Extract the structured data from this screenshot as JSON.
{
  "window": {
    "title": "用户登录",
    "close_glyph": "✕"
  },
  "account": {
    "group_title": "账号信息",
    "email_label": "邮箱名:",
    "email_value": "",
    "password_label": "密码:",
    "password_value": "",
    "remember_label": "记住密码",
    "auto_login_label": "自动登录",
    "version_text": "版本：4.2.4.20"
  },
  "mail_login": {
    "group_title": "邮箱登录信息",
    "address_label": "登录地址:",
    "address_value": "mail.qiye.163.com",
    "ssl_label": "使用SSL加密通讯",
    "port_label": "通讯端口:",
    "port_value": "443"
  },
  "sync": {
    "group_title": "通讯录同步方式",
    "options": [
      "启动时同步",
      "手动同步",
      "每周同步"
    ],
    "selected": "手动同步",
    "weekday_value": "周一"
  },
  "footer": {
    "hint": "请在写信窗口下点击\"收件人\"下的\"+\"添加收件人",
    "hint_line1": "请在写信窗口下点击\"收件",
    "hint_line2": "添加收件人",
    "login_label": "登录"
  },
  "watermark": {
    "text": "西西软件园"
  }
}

────────────────────────────────────────

* Your goal
Write out the whole listing again, exactly as it stands.

* Solution below
Extract the structured data from this screenshot as JSON.
{
  "window": {
    "title": "用户登录",
    "close_glyph": "✕"
  },
  "account": {
    "group_title": "账号信息",
    "email_label": "邮箱名:",
    "email_value": "",
    "password_label": "密码:",
    "password_value": "",
    "remember_label": "记住密码",
    "auto_login_label": "自动登录",
    "version_text": "版本：4.2.4.20"
  },
  "mail_login": {
    "group_title": "邮箱登录信息",
    "address_label": "登录地址:",
    "address_value": "mail.qiye.163.com",
    "ssl_label": "使用SSL加密通讯",
    "port_label": "通讯端口:",
    "port_value": "443"
  },
  "sync": {
    "group_title": "通讯录同步方式",
    "options": [
      "启动时同步",
      "手动同步",
      "每周同步"
    ],
    "selected": "手动同步",
    "weekday_value": "周一"
  },
  "footer": {
    "hint": "请在写信窗口下点击\"收件人\"下的\"+\"添加收件人",
    "hint_line1": "请在写信窗口下点击\"收件",
    "hint_line2": "添加收件人",
    "login_label": "登录"
  },
  "watermark": {
    "text": "西西软件园"
  }
}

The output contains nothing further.